### SHORT TASK
Your task is to copy every line of this material exactly.

### THE DATA
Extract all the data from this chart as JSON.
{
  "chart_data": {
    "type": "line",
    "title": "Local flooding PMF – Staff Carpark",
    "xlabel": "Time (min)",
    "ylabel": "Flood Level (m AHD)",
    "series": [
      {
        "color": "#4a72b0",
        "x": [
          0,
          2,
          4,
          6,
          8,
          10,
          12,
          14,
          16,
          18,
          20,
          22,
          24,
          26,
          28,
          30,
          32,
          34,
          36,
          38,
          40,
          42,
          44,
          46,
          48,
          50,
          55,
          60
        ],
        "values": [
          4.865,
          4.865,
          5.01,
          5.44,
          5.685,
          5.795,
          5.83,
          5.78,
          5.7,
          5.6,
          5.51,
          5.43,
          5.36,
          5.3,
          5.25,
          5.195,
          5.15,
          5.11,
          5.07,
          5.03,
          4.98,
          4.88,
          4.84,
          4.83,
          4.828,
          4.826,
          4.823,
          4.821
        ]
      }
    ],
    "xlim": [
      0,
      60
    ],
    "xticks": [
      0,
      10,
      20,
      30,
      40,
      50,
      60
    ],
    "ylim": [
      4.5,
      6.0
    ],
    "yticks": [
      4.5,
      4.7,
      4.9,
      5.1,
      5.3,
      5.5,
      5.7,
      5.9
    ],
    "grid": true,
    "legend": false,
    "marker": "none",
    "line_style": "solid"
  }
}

### CORRECT OUTPUT
Extract all the data from this chart as JSON.
{
  "chart_data": {
    "type": "line",
    "title": "Local flooding PMF – Staff Carpark",
    "xlabel": "Time (min)",
    "ylabel": "Flood Level (m AHD)",
    "series": [
      {
        "color": "#4a72b0",
        "x": [
          0,
          2,
          4,
          6,
          8,
          10,
          12,
          14,
          16,
          18,
          20,
          22,
          24,
          26,
          28,
          30,
          32,
          34,
          36,
          38,
          40,
          42,
          44,
          46,
          48,
          50,
          55,
          60
        ],
        "values": [
          4.865,
          4.865,
          5.01,
          5.44,
          5.685,
          5.795,
          5.83,
          5.78,
          5.7,
          5.6,
          5.51,
          5.43,
          5.36,
          5.3,
          5.25,
          5.195,
          5.15,
          5.11,
          5.07,
          5.03,
          4.98,
          4.88,
          4.84,
          4.83,
          4.828,
          4.826,
          4.823,
          4.821
        ]
      }
    ],
    "xlim": [
      0,
      60
    ],
    "xticks": [
      0,
      10,
      20,
      30,
      40,
      50,
      60
    ],
    "ylim": [
      4.5,
      6.0
    ],
    "yticks": [
      4.5,
      4.7,
      4.9,
      5.1,
      5.3,
      5.5,
      5.7,
      5.9
    ],
    "grid": true,
    "legend": false,
    "marker": "none",
    "line_style": "solid"
  }
}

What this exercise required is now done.